## What is expected
In your copy, include every line of the listing below exactly but none of the pictures.

## Records

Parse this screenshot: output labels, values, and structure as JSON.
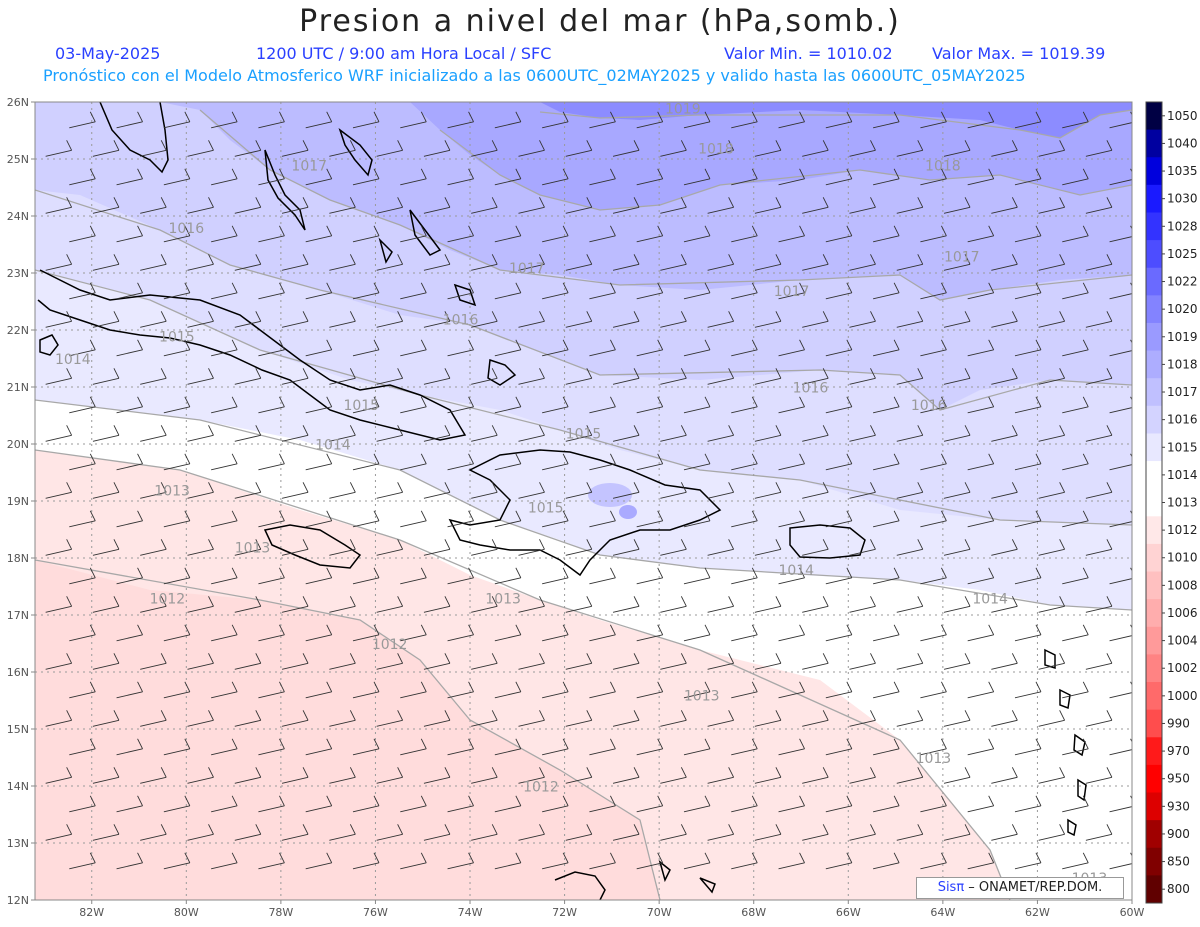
{
  "header": {
    "title": "Presion a nivel del mar (hPa,somb.)",
    "date": "03-May-2025",
    "time": "1200 UTC / 9:00 am Hora Local / SFC",
    "min_label": "Valor Min. = 1010.02",
    "max_label": "Valor Max. = 1019.39",
    "model_line": "Pronóstico con el Modelo Atmosferico WRF inicializado a las 0600UTC_02MAY2025 y valido hasta las  0600UTC_05MAY2025"
  },
  "axes": {
    "lat_labels": [
      "26N",
      "25N",
      "24N",
      "23N",
      "22N",
      "21N",
      "20N",
      "19N",
      "18N",
      "17N",
      "16N",
      "15N",
      "14N",
      "13N",
      "12N"
    ],
    "lon_labels": [
      "82W",
      "80W",
      "78W",
      "76W",
      "74W",
      "72W",
      "70W",
      "68W",
      "66W",
      "64W",
      "62W",
      "60W"
    ],
    "lat_range": [
      12,
      26
    ],
    "lon_range": [
      -83.2,
      -60
    ]
  },
  "colorbar": {
    "levels": [
      "1050",
      "1040",
      "1035",
      "1030",
      "1028",
      "1025",
      "1022",
      "1020",
      "1019",
      "1018",
      "1017",
      "1016",
      "1015",
      "1014",
      "1013",
      "1012",
      "1010",
      "1008",
      "1006",
      "1004",
      "1002",
      "1000",
      "990",
      "970",
      "950",
      "930",
      "900",
      "850",
      "800"
    ],
    "colors": [
      "#000044",
      "#0000a0",
      "#0000dd",
      "#1a1aff",
      "#3333ff",
      "#4d4dff",
      "#6a6aff",
      "#8383ff",
      "#9a9aff",
      "#adadff",
      "#c0c0ff",
      "#d3d3ff",
      "#e8e8ff",
      "#ffffff",
      "#ffffff",
      "#ffe8e8",
      "#ffd3d3",
      "#ffc0c0",
      "#ffadad",
      "#ff9a9a",
      "#ff8383",
      "#ff6a6a",
      "#ff4d4d",
      "#ff1a1a",
      "#ff0000",
      "#dd0000",
      "#a00000",
      "#800000",
      "#600000"
    ]
  },
  "isobar_labels": [
    {
      "text": "1019",
      "lon": -69.5,
      "lat": 25.8
    },
    {
      "text": "1018",
      "lon": -68.8,
      "lat": 25.1
    },
    {
      "text": "1018",
      "lon": -64.0,
      "lat": 24.8
    },
    {
      "text": "1017",
      "lon": -77.4,
      "lat": 24.8
    },
    {
      "text": "1016",
      "lon": -80.0,
      "lat": 23.7
    },
    {
      "text": "1017",
      "lon": -72.8,
      "lat": 23.0
    },
    {
      "text": "1017",
      "lon": -63.6,
      "lat": 23.2
    },
    {
      "text": "1017",
      "lon": -67.2,
      "lat": 22.6
    },
    {
      "text": "1016",
      "lon": -74.2,
      "lat": 22.1
    },
    {
      "text": "1015",
      "lon": -80.2,
      "lat": 21.8
    },
    {
      "text": "1014",
      "lon": -82.4,
      "lat": 21.4
    },
    {
      "text": "1016",
      "lon": -66.8,
      "lat": 20.9
    },
    {
      "text": "1016",
      "lon": -64.3,
      "lat": 20.6
    },
    {
      "text": "1015",
      "lon": -76.3,
      "lat": 20.6
    },
    {
      "text": "1015",
      "lon": -71.6,
      "lat": 20.1
    },
    {
      "text": "1014",
      "lon": -76.9,
      "lat": 19.9
    },
    {
      "text": "1013",
      "lon": -80.3,
      "lat": 19.1
    },
    {
      "text": "1015",
      "lon": -72.4,
      "lat": 18.8
    },
    {
      "text": "1013",
      "lon": -78.6,
      "lat": 18.1
    },
    {
      "text": "1014",
      "lon": -67.1,
      "lat": 17.7
    },
    {
      "text": "1014",
      "lon": -63.0,
      "lat": 17.2
    },
    {
      "text": "1012",
      "lon": -80.4,
      "lat": 17.2
    },
    {
      "text": "1013",
      "lon": -73.3,
      "lat": 17.2
    },
    {
      "text": "1012",
      "lon": -75.7,
      "lat": 16.4
    },
    {
      "text": "1013",
      "lon": -69.1,
      "lat": 15.5
    },
    {
      "text": "1013",
      "lon": -64.2,
      "lat": 14.4
    },
    {
      "text": "1012",
      "lon": -72.5,
      "lat": 13.9
    },
    {
      "text": "1013",
      "lon": -60.9,
      "lat": 12.3
    }
  ],
  "credit": {
    "brand": "Sisπ",
    "text": " – ONAMET/REP.DOM."
  }
}
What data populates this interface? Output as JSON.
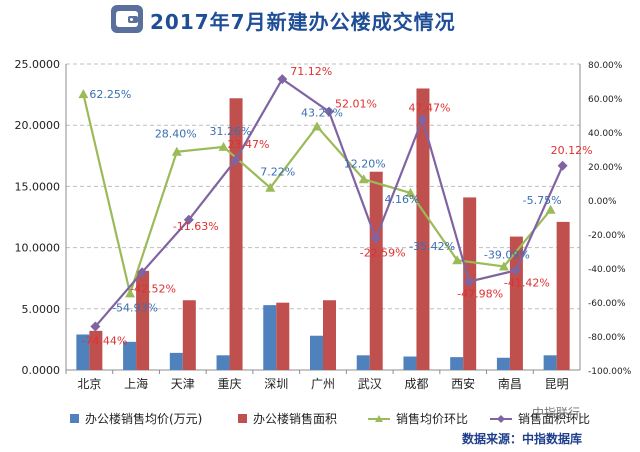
{
  "title": "2017年7月新建办公楼成交情况",
  "source": "数据来源：中指数据库",
  "watermark": "中指联行",
  "colors": {
    "bar_price": "#4f81bd",
    "bar_area": "#c0504d",
    "line_price_mom": "#9bbb59",
    "line_area_mom": "#8064a2",
    "label_positive": "#e03030",
    "label_negative": "#e03030",
    "label_blue": "#3a6fb0",
    "title": "#1f4e96"
  },
  "chart_data": {
    "type": "bar",
    "categories": [
      "北京",
      "上海",
      "天津",
      "重庆",
      "深圳",
      "广州",
      "武汉",
      "成都",
      "西安",
      "南昌",
      "昆明"
    ],
    "y_left": {
      "min": 0,
      "max": 25,
      "ticks": [
        "0.0000",
        "5.0000",
        "10.0000",
        "15.0000",
        "20.0000",
        "25.0000"
      ]
    },
    "y_right": {
      "min": -100,
      "max": 80,
      "ticks": [
        "-100.00%",
        "-80.00%",
        "-60.00%",
        "-40.00%",
        "-20.00%",
        "0.00%",
        "20.00%",
        "40.00%",
        "60.00%",
        "80.00%"
      ]
    },
    "grid": true,
    "legend_position": "bottom",
    "series": [
      {
        "name": "办公楼销售均价(万元)",
        "type": "bar",
        "axis": "left",
        "values": [
          2.9,
          2.3,
          1.4,
          1.2,
          5.3,
          2.8,
          1.2,
          1.1,
          1.05,
          1.0,
          1.2
        ]
      },
      {
        "name": "办公楼销售面积",
        "type": "bar",
        "axis": "left",
        "values": [
          3.2,
          8.1,
          5.7,
          22.2,
          5.5,
          5.7,
          16.2,
          23.0,
          14.1,
          10.9,
          12.1
        ]
      },
      {
        "name": "销售均价环比",
        "type": "line",
        "axis": "right",
        "values": [
          62.25,
          -54.93,
          28.4,
          31.26,
          7.22,
          43.27,
          12.2,
          4.16,
          -35.42,
          -39.09,
          -5.75
        ],
        "labels": [
          "62.25%",
          "-54.93%",
          "28.40%",
          "31.26%",
          "7.22%",
          "43.27%",
          "12.20%",
          "4.16%",
          "-35.42%",
          "-39.09%",
          "-5.75%"
        ]
      },
      {
        "name": "销售面积环比",
        "type": "line",
        "axis": "right",
        "values": [
          -74.44,
          -42.52,
          -11.63,
          23.47,
          71.12,
          52.01,
          -22.59,
          47.47,
          -47.98,
          -41.42,
          20.12
        ],
        "labels": [
          "-74.44%",
          "-42.52%",
          "-11.63%",
          "23.47%",
          "71.12%",
          "52.01%",
          "-22.59%",
          "47.47%",
          "-47.98%",
          "-41.42%",
          "20.12%"
        ]
      }
    ],
    "legend_items": [
      "办公楼销售均价(万元)",
      "办公楼销售面积",
      "销售均价环比",
      "销售面积环比"
    ]
  }
}
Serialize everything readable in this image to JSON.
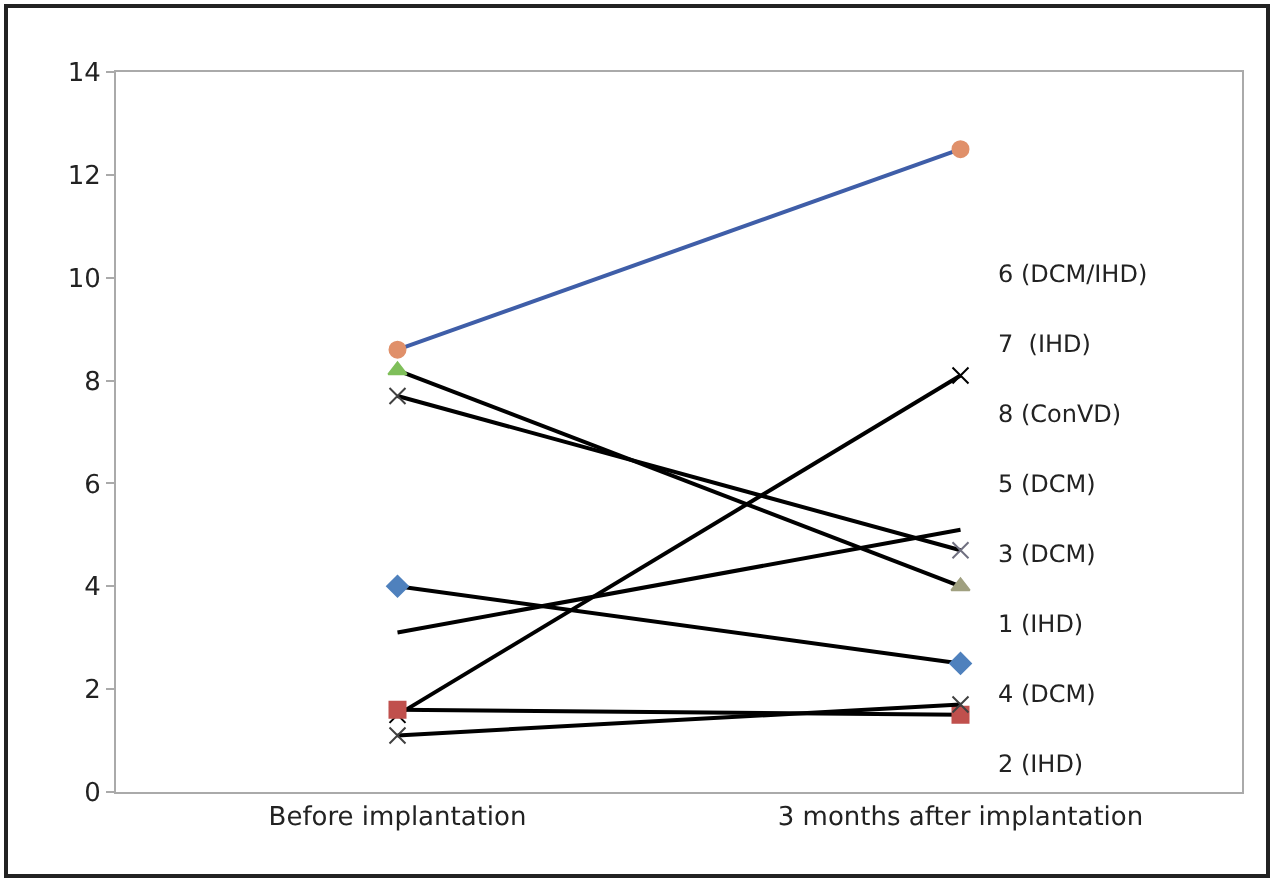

## Exercise answer
Parse this screenshot: output labels, values, and structure as JSON.
{
  "header": {
    "title": "Presion a nivel del mar (hPa,somb.)",
    "date": "03-May-2025",
    "time": "1200 UTC / 9:00 am Hora Local / SFC",
    "min_label": "Valor Min. = 1010.02",
    "max_label": "Valor Max. = 1019.39",
    "model_line": "Pronóstico con el Modelo Atmosferico WRF inicializado a las 0600UTC_02MAY2025 y valido hasta las  0600UTC_05MAY2025"
  },
  "axes": {
    "lat_labels": [
      "26N",
      "25N",
      "24N",
      "23N",
      "22N",
      "21N",
      "20N",
      "19N",
      "18N",
      "17N",
      "16N",
      "15N",
      "14N",
      "13N",
      "12N"
    ],
    "lon_labels": [
      "82W",
      "80W",
      "78W",
      "76W",
      "74W",
      "72W",
      "70W",
      "68W",
      "66W",
      "64W",
      "62W",
      "60W"
    ],
    "lat_range": [
      12,
      26
    ],
    "lon_range": [
      -83.2,
      -60
    ]
  },
  "colorbar": {
    "levels": [
      "1050",
      "1040",
      "1035",
      "1030",
      "1028",
      "1025",
      "1022",
      "1020",
      "1019",
      "1018",
      "1017",
      "1016",
      "1015",
      "1014",
      "1013",
      "1012",
      "1010",
      "1008",
      "1006",
      "1004",
      "1002",
      "1000",
      "990",
      "970",
      "950",
      "930",
      "900",
      "850",
      "800"
    ],
    "colors": [
      "#000044",
      "#0000a0",
      "#0000dd",
      "#1a1aff",
      "#3333ff",
      "#4d4dff",
      "#6a6aff",
      "#8383ff",
      "#9a9aff",
      "#adadff",
      "#c0c0ff",
      "#d3d3ff",
      "#e8e8ff",
      "#ffffff",
      "#ffffff",
      "#ffe8e8",
      "#ffd3d3",
      "#ffc0c0",
      "#ffadad",
      "#ff9a9a",
      "#ff8383",
      "#ff6a6a",
      "#ff4d4d",
      "#ff1a1a",
      "#ff0000",
      "#dd0000",
      "#a00000",
      "#800000",
      "#600000"
    ]
  },
  "isobar_labels": [
    {
      "text": "1019",
      "lon": -69.5,
      "lat": 25.8
    },
    {
      "text": "1018",
      "lon": -68.8,
      "lat": 25.1
    },
    {
      "text": "1018",
      "lon": -64.0,
      "lat": 24.8
    },
    {
      "text": "1017",
      "lon": -77.4,
      "lat": 24.8
    },
    {
      "text": "1016",
      "lon": -80.0,
      "lat": 23.7
    },
    {
      "text": "1017",
      "lon": -72.8,
      "lat": 23.0
    },
    {
      "text": "1017",
      "lon": -63.6,
      "lat": 23.2
    },
    {
      "text": "1017",
      "lon": -67.2,
      "lat": 22.6
    },
    {
      "text": "1016",
      "lon": -74.2,
      "lat": 22.1
    },
    {
      "text": "1015",
      "lon": -80.2,
      "lat": 21.8
    },
    {
      "text": "1014",
      "lon": -82.4,
      "lat": 21.4
    },
    {
      "text": "1016",
      "lon": -66.8,
      "lat": 20.9
    },
    {
      "text": "1016",
      "lon": -64.3,
      "lat": 20.6
    },
    {
      "text": "1015",
      "lon": -76.3,
      "lat": 20.6
    },
    {
      "text": "1015",
      "lon": -71.6,
      "lat": 20.1
    },
    {
      "text": "1014",
      "lon": -76.9,
      "lat": 19.9
    },
    {
      "text": "1013",
      "lon": -80.3,
      "lat": 19.1
    },
    {
      "text": "1015",
      "lon": -72.4,
      "lat": 18.8
    },
    {
      "text": "1013",
      "lon": -78.6,
      "lat": 18.1
    },
    {
      "text": "1014",
      "lon": -67.1,
      "lat": 17.7
    },
    {
      "text": "1014",
      "lon": -63.0,
      "lat": 17.2
    },
    {
      "text": "1012",
      "lon": -80.4,
      "lat": 17.2
    },
    {
      "text": "1013",
      "lon": -73.3,
      "lat": 17.2
    },
    {
      "text": "1012",
      "lon": -75.7,
      "lat": 16.4
    },
    {
      "text": "1013",
      "lon": -69.1,
      "lat": 15.5
    },
    {
      "text": "1013",
      "lon": -64.2,
      "lat": 14.4
    },
    {
      "text": "1012",
      "lon": -72.5,
      "lat": 13.9
    },
    {
      "text": "1013",
      "lon": -60.9,
      "lat": 12.3
    }
  ],
  "credit": {
    "brand": "Sisπ",
    "text": " – ONAMET/REP.DOM."
  }
}
What data populates this interface? Output as JSON.
{
  "title": "2017年7月新建办公楼成交情况",
  "source": "数据来源：中指数据库",
  "watermark": "中指联行",
  "colors": {
    "bar_price": "#4f81bd",
    "bar_area": "#c0504d",
    "line_price_mom": "#9bbb59",
    "line_area_mom": "#8064a2",
    "label_positive": "#e03030",
    "label_negative": "#e03030",
    "label_blue": "#3a6fb0",
    "title": "#1f4e96"
  },
  "chart_data": {
    "type": "bar",
    "categories": [
      "北京",
      "上海",
      "天津",
      "重庆",
      "深圳",
      "广州",
      "武汉",
      "成都",
      "西安",
      "南昌",
      "昆明"
    ],
    "y_left": {
      "min": 0,
      "max": 25,
      "ticks": [
        "0.0000",
        "5.0000",
        "10.0000",
        "15.0000",
        "20.0000",
        "25.0000"
      ]
    },
    "y_right": {
      "min": -100,
      "max": 80,
      "ticks": [
        "-100.00%",
        "-80.00%",
        "-60.00%",
        "-40.00%",
        "-20.00%",
        "0.00%",
        "20.00%",
        "40.00%",
        "60.00%",
        "80.00%"
      ]
    },
    "grid": true,
    "legend_position": "bottom",
    "series": [
      {
        "name": "办公楼销售均价(万元)",
        "type": "bar",
        "axis": "left",
        "values": [
          2.9,
          2.3,
          1.4,
          1.2,
          5.3,
          2.8,
          1.2,
          1.1,
          1.05,
          1.0,
          1.2
        ]
      },
      {
        "name": "办公楼销售面积",
        "type": "bar",
        "axis": "left",
        "values": [
          3.2,
          8.1,
          5.7,
          22.2,
          5.5,
          5.7,
          16.2,
          23.0,
          14.1,
          10.9,
          12.1
        ]
      },
      {
        "name": "销售均价环比",
        "type": "line",
        "axis": "right",
        "values": [
          62.25,
          -54.93,
          28.4,
          31.26,
          7.22,
          43.27,
          12.2,
          4.16,
          -35.42,
          -39.09,
          -5.75
        ],
        "labels": [
          "62.25%",
          "-54.93%",
          "28.40%",
          "31.26%",
          "7.22%",
          "43.27%",
          "12.20%",
          "4.16%",
          "-35.42%",
          "-39.09%",
          "-5.75%"
        ]
      },
      {
        "name": "销售面积环比",
        "type": "line",
        "axis": "right",
        "values": [
          -74.44,
          -42.52,
          -11.63,
          23.47,
          71.12,
          52.01,
          -22.59,
          47.47,
          -47.98,
          -41.42,
          20.12
        ],
        "labels": [
          "-74.44%",
          "-42.52%",
          "-11.63%",
          "23.47%",
          "71.12%",
          "52.01%",
          "-22.59%",
          "47.47%",
          "-47.98%",
          "-41.42%",
          "20.12%"
        ]
      }
    ],
    "legend_items": [
      "办公楼销售均价(万元)",
      "办公楼销售面积",
      "销售均价环比",
      "销售面积环比"
    ]
  }
}
Serialize everything readable in this image to JSON.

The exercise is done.